What is expected:
Pick out every line in the items below that contains the string "bounding" and copy each such line in full. Treat the match as case-sensitive.

Data lines:
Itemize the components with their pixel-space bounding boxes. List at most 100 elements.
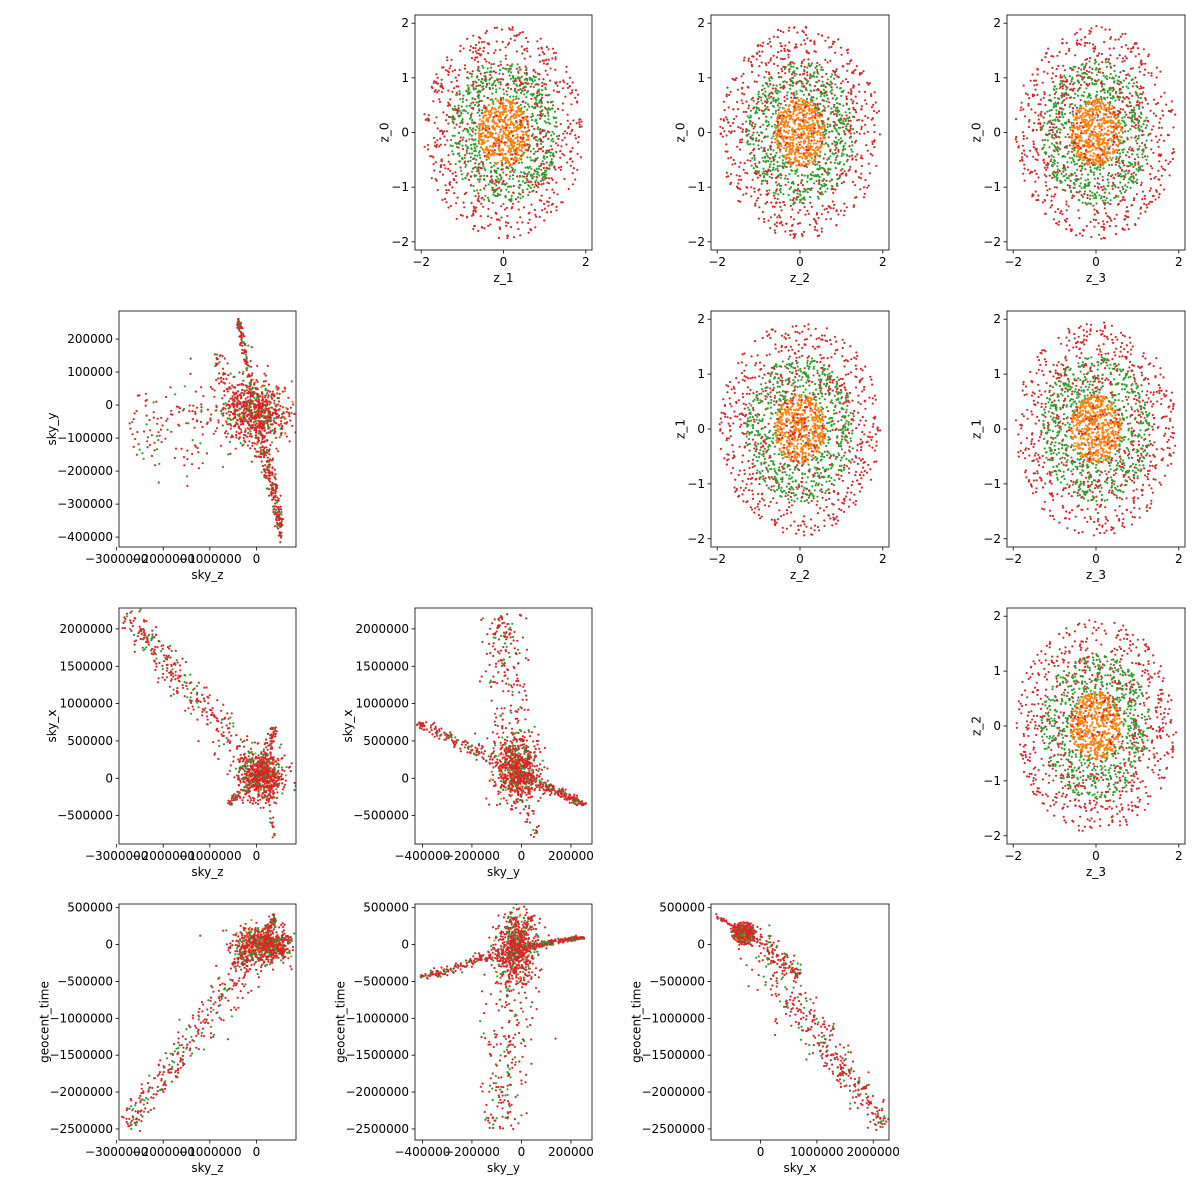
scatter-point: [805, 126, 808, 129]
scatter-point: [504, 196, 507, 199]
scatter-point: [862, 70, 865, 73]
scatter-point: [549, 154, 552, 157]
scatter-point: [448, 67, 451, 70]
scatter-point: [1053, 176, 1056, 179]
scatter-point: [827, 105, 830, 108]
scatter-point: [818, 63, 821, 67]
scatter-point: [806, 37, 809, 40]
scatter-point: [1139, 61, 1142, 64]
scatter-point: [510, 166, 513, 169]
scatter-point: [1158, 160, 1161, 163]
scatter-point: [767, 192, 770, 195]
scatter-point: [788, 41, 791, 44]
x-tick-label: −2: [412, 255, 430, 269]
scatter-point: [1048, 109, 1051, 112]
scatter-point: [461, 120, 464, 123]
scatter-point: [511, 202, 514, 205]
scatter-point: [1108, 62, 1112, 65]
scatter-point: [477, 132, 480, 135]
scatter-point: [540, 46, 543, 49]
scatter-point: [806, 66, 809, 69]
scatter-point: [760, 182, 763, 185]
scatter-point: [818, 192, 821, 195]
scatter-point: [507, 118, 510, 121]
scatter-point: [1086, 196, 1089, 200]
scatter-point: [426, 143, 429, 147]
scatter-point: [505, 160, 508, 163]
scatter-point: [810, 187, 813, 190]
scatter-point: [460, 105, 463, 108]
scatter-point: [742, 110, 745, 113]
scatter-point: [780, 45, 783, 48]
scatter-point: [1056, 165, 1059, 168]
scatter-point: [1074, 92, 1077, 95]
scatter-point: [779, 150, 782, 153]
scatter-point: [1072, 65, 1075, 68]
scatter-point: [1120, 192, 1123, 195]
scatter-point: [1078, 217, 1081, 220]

The solution:
Itemize the components with their pixel-space bounding boxes. List at most 100 elements.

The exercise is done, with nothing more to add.